• What you will do: Exactly reproduce the lines that follow.

A run of records

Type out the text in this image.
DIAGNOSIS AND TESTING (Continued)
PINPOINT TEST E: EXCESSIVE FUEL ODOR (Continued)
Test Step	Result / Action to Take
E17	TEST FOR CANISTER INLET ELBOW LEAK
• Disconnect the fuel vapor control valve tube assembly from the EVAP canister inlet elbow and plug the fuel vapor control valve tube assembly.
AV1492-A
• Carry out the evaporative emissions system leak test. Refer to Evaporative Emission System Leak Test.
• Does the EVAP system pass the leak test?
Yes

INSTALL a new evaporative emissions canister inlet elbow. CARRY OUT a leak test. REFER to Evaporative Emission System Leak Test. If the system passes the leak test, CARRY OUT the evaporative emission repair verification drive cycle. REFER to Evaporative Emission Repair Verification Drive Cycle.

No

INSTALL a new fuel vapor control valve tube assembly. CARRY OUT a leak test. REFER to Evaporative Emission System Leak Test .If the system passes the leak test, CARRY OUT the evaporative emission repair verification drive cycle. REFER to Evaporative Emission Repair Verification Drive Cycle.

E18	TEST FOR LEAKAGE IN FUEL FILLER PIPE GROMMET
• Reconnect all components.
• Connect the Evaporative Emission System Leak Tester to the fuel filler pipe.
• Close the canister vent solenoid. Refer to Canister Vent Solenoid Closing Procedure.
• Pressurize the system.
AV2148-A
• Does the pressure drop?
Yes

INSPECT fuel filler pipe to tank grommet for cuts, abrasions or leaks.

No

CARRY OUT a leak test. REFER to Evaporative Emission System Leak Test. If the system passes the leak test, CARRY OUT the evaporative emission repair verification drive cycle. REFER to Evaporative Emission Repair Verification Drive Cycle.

• Expected answer:
Type out the text in this image.
DIAGNOSIS AND TESTING (Continued)
PINPOINT TEST E: EXCESSIVE FUEL ODOR (Continued)
Test Step	Result / Action to Take
E17	TEST FOR CANISTER INLET ELBOW LEAK
• Disconnect the fuel vapor control valve tube assembly from the EVAP canister inlet elbow and plug the fuel vapor control valve tube assembly.
AV1492-A
• Carry out the evaporative emissions system leak test. Refer to Evaporative Emission System Leak Test.
• Does the EVAP system pass the leak test?
Yes

INSTALL a new evaporative emissions canister inlet elbow. CARRY OUT a leak test. REFER to Evaporative Emission System Leak Test. If the system passes the leak test, CARRY OUT the evaporative emission repair verification drive cycle. REFER to Evaporative Emission Repair Verification Drive Cycle.

No

INSTALL a new fuel vapor control valve tube assembly. CARRY OUT a leak test. REFER to Evaporative Emission System Leak Test .If the system passes the leak test, CARRY OUT the evaporative emission repair verification drive cycle. REFER to Evaporative Emission Repair Verification Drive Cycle.

E18	TEST FOR LEAKAGE IN FUEL FILLER PIPE GROMMET
• Reconnect all components.
• Connect the Evaporative Emission System Leak Tester to the fuel filler pipe.
• Close the canister vent solenoid. Refer to Canister Vent Solenoid Closing Procedure.
• Pressurize the system.
AV2148-A
• Does the pressure drop?
Yes

INSPECT fuel filler pipe to tank grommet for cuts, abrasions or leaks.

No

CARRY OUT a leak test. REFER to Evaporative Emission System Leak Test. If the system passes the leak test, CARRY OUT the evaporative emission repair verification drive cycle. REFER to Evaporative Emission Repair Verification Drive Cycle.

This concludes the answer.